Exercise aim: Where does the string "saturated" occur in the records below? Copy every line that holds it.

[Figure record extracts]

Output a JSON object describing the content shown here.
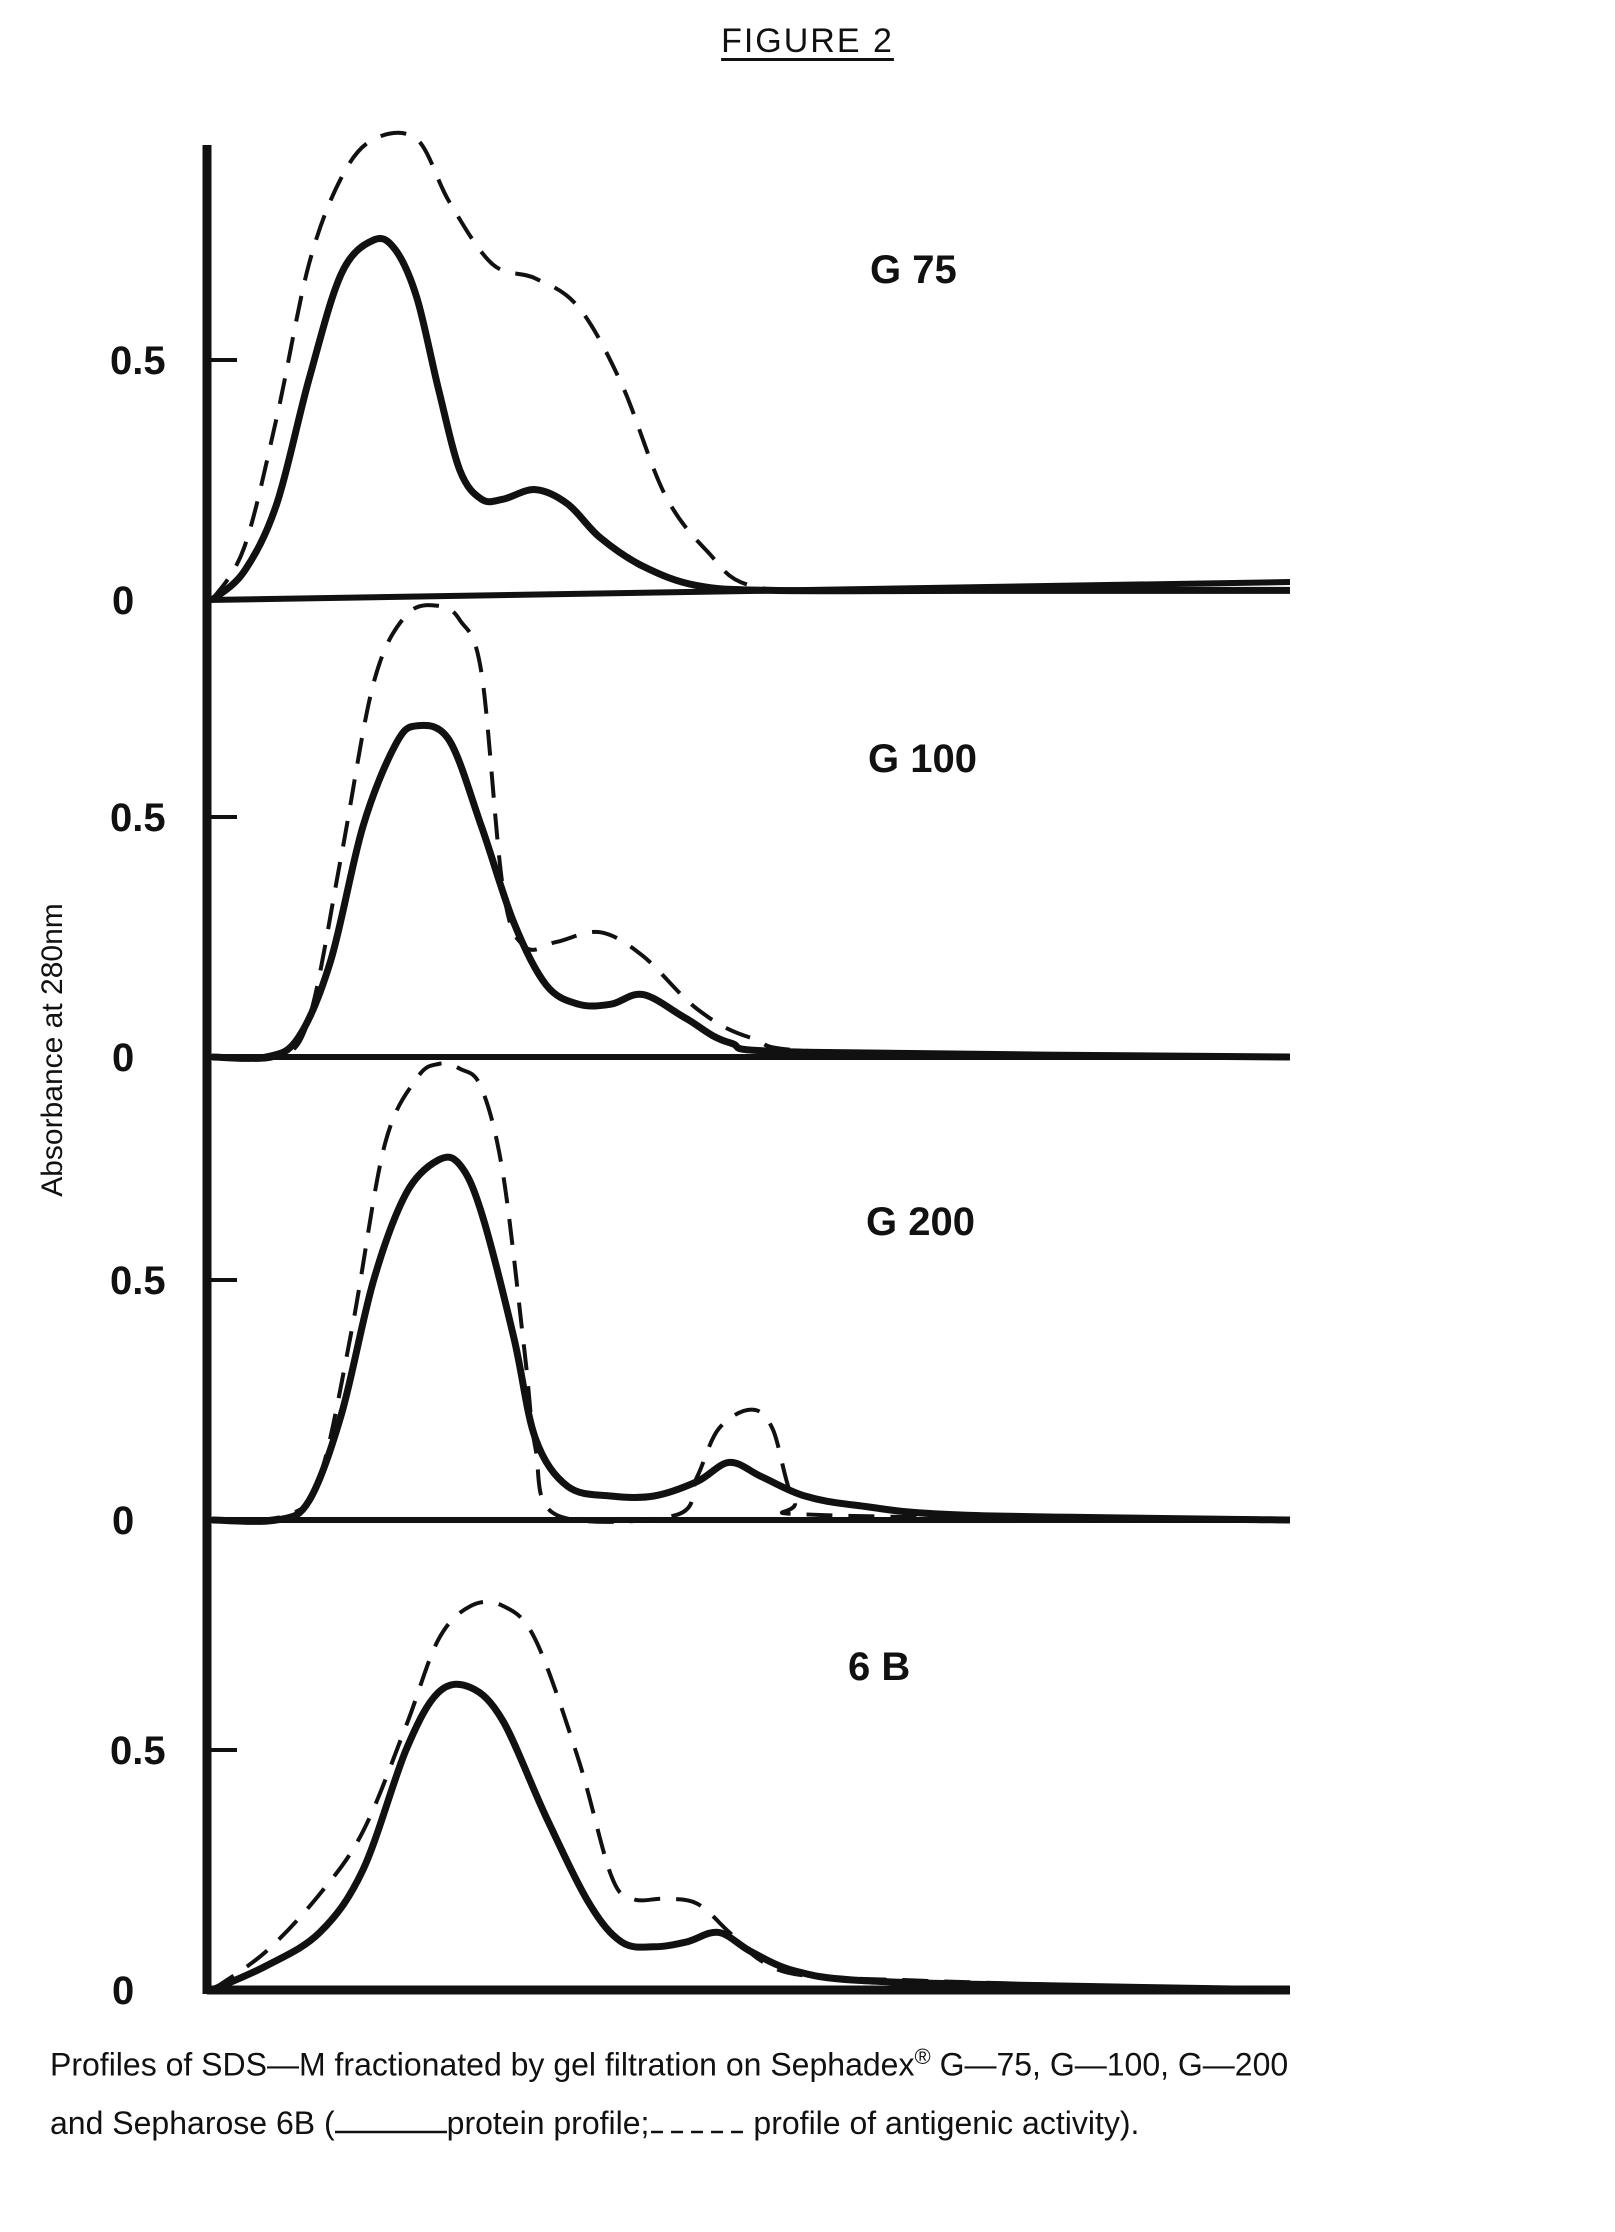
{
  "figure_title": "FIGURE 2",
  "caption": {
    "line1_prefix": "Profiles of SDS—M fractionated by gel filtration on Sephadex",
    "registered_mark": "®",
    "line1_suffix": " G—75, G—100, G—200",
    "line2_prefix": "and Sepharose 6B (",
    "solid_legend": "protein profile;",
    "dashed_legend": "profile of antigenic activity)."
  },
  "chart_data": {
    "type": "line",
    "ylabel": "Absorbance at 280nm",
    "xlabel": "",
    "colors": {
      "line": "#111111",
      "axis": "#111111"
    },
    "x_range": [
      0,
      100
    ],
    "y_range": [
      0,
      0.95
    ],
    "yticks": [
      {
        "value": 0,
        "label": "0"
      },
      {
        "value": 0.5,
        "label": "0.5"
      }
    ],
    "panels": [
      {
        "label": "G 75",
        "series": [
          {
            "style": "solid",
            "points": [
              [
                0,
                0
              ],
              [
                3,
                0.06
              ],
              [
                6,
                0.2
              ],
              [
                9,
                0.46
              ],
              [
                12,
                0.68
              ],
              [
                15,
                0.75
              ],
              [
                17,
                0.73
              ],
              [
                19,
                0.63
              ],
              [
                21,
                0.44
              ],
              [
                23,
                0.27
              ],
              [
                25,
                0.21
              ],
              [
                27,
                0.21
              ],
              [
                30,
                0.23
              ],
              [
                33,
                0.2
              ],
              [
                36,
                0.13
              ],
              [
                40,
                0.07
              ],
              [
                45,
                0.03
              ],
              [
                52,
                0.02
              ],
              [
                70,
                0.02
              ],
              [
                100,
                0.02
              ]
            ]
          },
          {
            "style": "dashed",
            "points": [
              [
                0,
                0
              ],
              [
                3,
                0.11
              ],
              [
                6,
                0.38
              ],
              [
                9,
                0.7
              ],
              [
                12,
                0.88
              ],
              [
                15,
                0.96
              ],
              [
                19,
                0.96
              ],
              [
                22,
                0.83
              ],
              [
                26,
                0.7
              ],
              [
                30,
                0.67
              ],
              [
                34,
                0.61
              ],
              [
                38,
                0.45
              ],
              [
                42,
                0.22
              ],
              [
                46,
                0.1
              ],
              [
                50,
                0.03
              ],
              [
                60,
                0.02
              ],
              [
                100,
                0.02
              ]
            ]
          }
        ]
      },
      {
        "label": "G 100",
        "series": [
          {
            "style": "solid",
            "points": [
              [
                0,
                0
              ],
              [
                5,
                0
              ],
              [
                8,
                0.04
              ],
              [
                11,
                0.2
              ],
              [
                14,
                0.48
              ],
              [
                17,
                0.65
              ],
              [
                19,
                0.69
              ],
              [
                22,
                0.66
              ],
              [
                25,
                0.48
              ],
              [
                28,
                0.28
              ],
              [
                31,
                0.15
              ],
              [
                34,
                0.11
              ],
              [
                37,
                0.11
              ],
              [
                40,
                0.13
              ],
              [
                44,
                0.08
              ],
              [
                48,
                0.03
              ],
              [
                55,
                0.01
              ],
              [
                100,
                0
              ]
            ]
          },
          {
            "style": "dashed",
            "points": [
              [
                0,
                0
              ],
              [
                6,
                0
              ],
              [
                9,
                0.08
              ],
              [
                12,
                0.42
              ],
              [
                15,
                0.78
              ],
              [
                18,
                0.92
              ],
              [
                21,
                0.94
              ],
              [
                23,
                0.91
              ],
              [
                25,
                0.8
              ],
              [
                27,
                0.35
              ],
              [
                29,
                0.23
              ],
              [
                32,
                0.24
              ],
              [
                36,
                0.26
              ],
              [
                40,
                0.21
              ],
              [
                45,
                0.1
              ],
              [
                50,
                0.04
              ],
              [
                58,
                0.01
              ],
              [
                100,
                0
              ]
            ]
          }
        ]
      },
      {
        "label": "G 200",
        "series": [
          {
            "style": "solid",
            "points": [
              [
                0,
                0
              ],
              [
                6,
                0
              ],
              [
                9,
                0.04
              ],
              [
                12,
                0.22
              ],
              [
                15,
                0.5
              ],
              [
                18,
                0.68
              ],
              [
                21,
                0.75
              ],
              [
                23,
                0.74
              ],
              [
                25,
                0.64
              ],
              [
                28,
                0.38
              ],
              [
                30,
                0.17
              ],
              [
                33,
                0.07
              ],
              [
                37,
                0.05
              ],
              [
                41,
                0.05
              ],
              [
                45,
                0.08
              ],
              [
                48,
                0.12
              ],
              [
                51,
                0.09
              ],
              [
                55,
                0.05
              ],
              [
                60,
                0.03
              ],
              [
                70,
                0.01
              ],
              [
                100,
                0
              ]
            ]
          },
          {
            "style": "dashed",
            "points": [
              [
                0,
                0
              ],
              [
                7,
                0.01
              ],
              [
                10,
                0.09
              ],
              [
                13,
                0.4
              ],
              [
                16,
                0.78
              ],
              [
                19,
                0.92
              ],
              [
                21,
                0.95
              ],
              [
                23,
                0.94
              ],
              [
                25,
                0.9
              ],
              [
                27,
                0.72
              ],
              [
                29,
                0.35
              ],
              [
                30,
                0.15
              ],
              [
                32,
                0.01
              ],
              [
                43,
                0.01
              ],
              [
                45,
                0.09
              ],
              [
                47,
                0.19
              ],
              [
                50,
                0.23
              ],
              [
                52,
                0.19
              ],
              [
                54,
                0.04
              ],
              [
                57,
                0.01
              ],
              [
                100,
                0
              ]
            ]
          }
        ]
      },
      {
        "label": "6 B",
        "series": [
          {
            "style": "solid",
            "points": [
              [
                0,
                0
              ],
              [
                5,
                0.05
              ],
              [
                10,
                0.12
              ],
              [
                14,
                0.25
              ],
              [
                18,
                0.5
              ],
              [
                21,
                0.62
              ],
              [
                24,
                0.63
              ],
              [
                27,
                0.56
              ],
              [
                31,
                0.36
              ],
              [
                35,
                0.18
              ],
              [
                38,
                0.1
              ],
              [
                41,
                0.09
              ],
              [
                44,
                0.1
              ],
              [
                47,
                0.12
              ],
              [
                50,
                0.08
              ],
              [
                54,
                0.04
              ],
              [
                60,
                0.02
              ],
              [
                75,
                0.01
              ],
              [
                100,
                0
              ]
            ]
          },
          {
            "style": "dashed",
            "points": [
              [
                0,
                0
              ],
              [
                5,
                0.08
              ],
              [
                10,
                0.2
              ],
              [
                14,
                0.33
              ],
              [
                18,
                0.55
              ],
              [
                21,
                0.73
              ],
              [
                24,
                0.8
              ],
              [
                27,
                0.8
              ],
              [
                30,
                0.73
              ],
              [
                34,
                0.48
              ],
              [
                37,
                0.24
              ],
              [
                39,
                0.19
              ],
              [
                42,
                0.19
              ],
              [
                45,
                0.18
              ],
              [
                48,
                0.12
              ],
              [
                51,
                0.06
              ],
              [
                55,
                0.03
              ],
              [
                65,
                0.02
              ],
              [
                80,
                0.01
              ],
              [
                100,
                0
              ]
            ]
          }
        ]
      }
    ]
  }
}
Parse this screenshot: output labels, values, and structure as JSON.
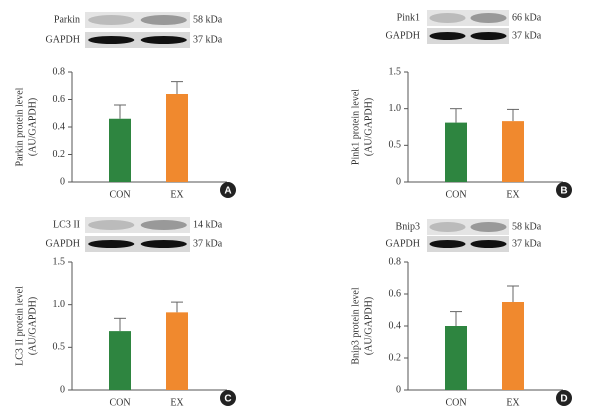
{
  "chart_data": [
    {
      "type": "bar",
      "panel": "A",
      "blots": [
        {
          "label": "Parkin",
          "size": "58 kDa"
        },
        {
          "label": "GAPDH",
          "size": "37 kDa"
        }
      ],
      "ylabel": [
        "Parkin protein level",
        "(AU/GAPDH)"
      ],
      "categories": [
        "CON",
        "EX"
      ],
      "values": [
        0.46,
        0.64
      ],
      "errors": [
        0.1,
        0.09
      ],
      "colors": [
        "#2e8540",
        "#f0892e"
      ],
      "ylim": [
        0,
        0.8
      ],
      "yticks": [
        0,
        0.2,
        0.4,
        0.6,
        0.8
      ]
    },
    {
      "type": "bar",
      "panel": "B",
      "blots": [
        {
          "label": "Pink1",
          "size": "66 kDa"
        },
        {
          "label": "GAPDH",
          "size": "37 kDa"
        }
      ],
      "ylabel": [
        "Pink1 protein level",
        "(AU/GAPDH)"
      ],
      "categories": [
        "CON",
        "EX"
      ],
      "values": [
        0.81,
        0.83
      ],
      "errors": [
        0.19,
        0.16
      ],
      "colors": [
        "#2e8540",
        "#f0892e"
      ],
      "ylim": [
        0,
        1.5
      ],
      "yticks": [
        0,
        0.5,
        {
          "value": 1,
          "label": "1.0"
        },
        1.5
      ]
    },
    {
      "type": "bar",
      "panel": "C",
      "blots": [
        {
          "label": "LC3 II",
          "size": "14 kDa"
        },
        {
          "label": "GAPDH",
          "size": "37 kDa"
        }
      ],
      "ylabel": [
        "LC3 II protein level",
        "(AU/GAPDH)"
      ],
      "categories": [
        "CON",
        "EX"
      ],
      "values": [
        0.69,
        0.91
      ],
      "errors": [
        0.15,
        0.12
      ],
      "colors": [
        "#2e8540",
        "#f0892e"
      ],
      "ylim": [
        0,
        1.5
      ],
      "yticks": [
        0,
        0.5,
        {
          "value": 1,
          "label": "1.0"
        },
        1.5
      ]
    },
    {
      "type": "bar",
      "panel": "D",
      "blots": [
        {
          "label": "Bnip3",
          "size": "58 kDa"
        },
        {
          "label": "GAPDH",
          "size": "37 kDa"
        }
      ],
      "ylabel": [
        "Bnip3 protein level",
        "(AU/GAPDH)"
      ],
      "categories": [
        "CON",
        "EX"
      ],
      "values": [
        0.4,
        0.55
      ],
      "errors": [
        0.09,
        0.1
      ],
      "colors": [
        "#2e8540",
        "#f0892e"
      ],
      "ylim": [
        0,
        0.8
      ],
      "yticks": [
        0,
        0.2,
        0.4,
        0.6,
        0.8
      ]
    }
  ]
}
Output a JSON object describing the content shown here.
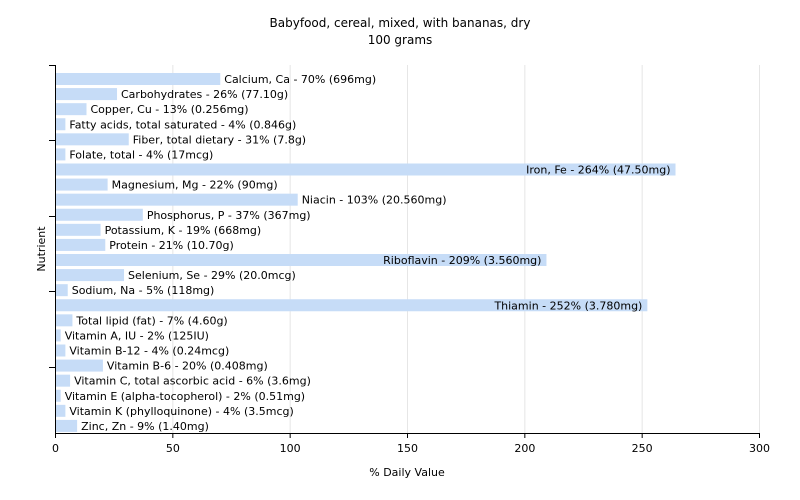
{
  "chart_data": {
    "type": "bar",
    "orientation": "horizontal",
    "title": "Babyfood, cereal, mixed, with bananas, dry",
    "subtitle": "100 grams",
    "xlabel": "% Daily Value",
    "ylabel": "Nutrient",
    "xlim": [
      0,
      300
    ],
    "xticks": [
      0,
      50,
      100,
      150,
      200,
      250,
      300
    ],
    "grid": "vertical",
    "bar_color": "#c6dcf7",
    "categories": [
      "Calcium, Ca",
      "Carbohydrates",
      "Copper, Cu",
      "Fatty acids, total saturated",
      "Fiber, total dietary",
      "Folate, total",
      "Iron, Fe",
      "Magnesium, Mg",
      "Niacin",
      "Phosphorus, P",
      "Potassium, K",
      "Protein",
      "Riboflavin",
      "Selenium, Se",
      "Sodium, Na",
      "Thiamin",
      "Total lipid (fat)",
      "Vitamin A, IU",
      "Vitamin B-12",
      "Vitamin B-6",
      "Vitamin C, total ascorbic acid",
      "Vitamin E (alpha-tocopherol)",
      "Vitamin K (phylloquinone)",
      "Zinc, Zn"
    ],
    "values": [
      70,
      26,
      13,
      4,
      31,
      4,
      264,
      22,
      103,
      37,
      19,
      21,
      209,
      29,
      5,
      252,
      7,
      2,
      4,
      20,
      6,
      2,
      4,
      9
    ],
    "labels": [
      "Calcium, Ca - 70% (696mg)",
      "Carbohydrates - 26% (77.10g)",
      "Copper, Cu - 13% (0.256mg)",
      "Fatty acids, total saturated - 4% (0.846g)",
      "Fiber, total dietary - 31% (7.8g)",
      "Folate, total - 4% (17mcg)",
      "Iron, Fe - 264% (47.50mg)",
      "Magnesium, Mg - 22% (90mg)",
      "Niacin - 103% (20.560mg)",
      "Phosphorus, P - 37% (367mg)",
      "Potassium, K - 19% (668mg)",
      "Protein - 21% (10.70g)",
      "Riboflavin - 209% (3.560mg)",
      "Selenium, Se - 29% (20.0mcg)",
      "Sodium, Na - 5% (118mg)",
      "Thiamin - 252% (3.780mg)",
      "Total lipid (fat) - 7% (4.60g)",
      "Vitamin A, IU - 2% (125IU)",
      "Vitamin B-12 - 4% (0.24mcg)",
      "Vitamin B-6 - 20% (0.408mg)",
      "Vitamin C, total ascorbic acid - 6% (3.6mg)",
      "Vitamin E (alpha-tocopherol) - 2% (0.51mg)",
      "Vitamin K (phylloquinone) - 4% (3.5mcg)",
      "Zinc, Zn - 9% (1.40mg)"
    ]
  }
}
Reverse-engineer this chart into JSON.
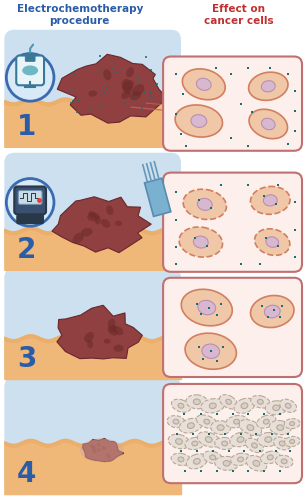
{
  "title_left": "Electrochemotherapy\nprocedure",
  "title_right": "Effect on\ncancer cells",
  "title_left_color": "#2b5ca8",
  "title_right_color": "#c03030",
  "bg_color": "#ffffff",
  "panel_bg_left": "#cce0f0",
  "panel_bg_skin": "#f0c090",
  "panel_bg_right": "#fdf0ec",
  "panel_border_right": "#c07070",
  "step_number_color": "#2b5ca8",
  "tumour_color": "#904040",
  "tumour_dark": "#6a2828",
  "tumour_texture": "#7a3030",
  "skin_color": "#f0b878",
  "skin_mid": "#e8a860",
  "cell_outer_fc": "#f0c8a8",
  "cell_outer_ec": "#d08060",
  "cell_nucleus_fc": "#d8b8d0",
  "cell_nucleus_ec": "#b890b0",
  "dot_color": "#1a7070",
  "dashed_cell_fc": "#f0c8a8",
  "dashed_cell_ec": "#d08060",
  "dead_cell_fc": "#e8e0d8",
  "dead_cell_ec": "#b8a898",
  "dead_nucleus_fc": "#d8d0c8",
  "iv_bag_body": "#e8f4f8",
  "iv_bag_border": "#3a7898",
  "iv_bag_liquid": "#50a8b8",
  "iv_tube": "#4a9ab0",
  "device_body": "#3a5070",
  "device_dark": "#283848",
  "device_screen": "#c8dce8",
  "electrode_body": "#7ab0d0",
  "electrode_dark": "#5a8ab0",
  "needle_color": "#6898b8",
  "circle_bg": "#d8eaf8",
  "circle_border": "#3a6ab0",
  "connector_line": "#c07070"
}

Solution to this exercise:
      "Fatty acids, total saturated",
      "Fatty acids, total saturated - 4% (0.846g)",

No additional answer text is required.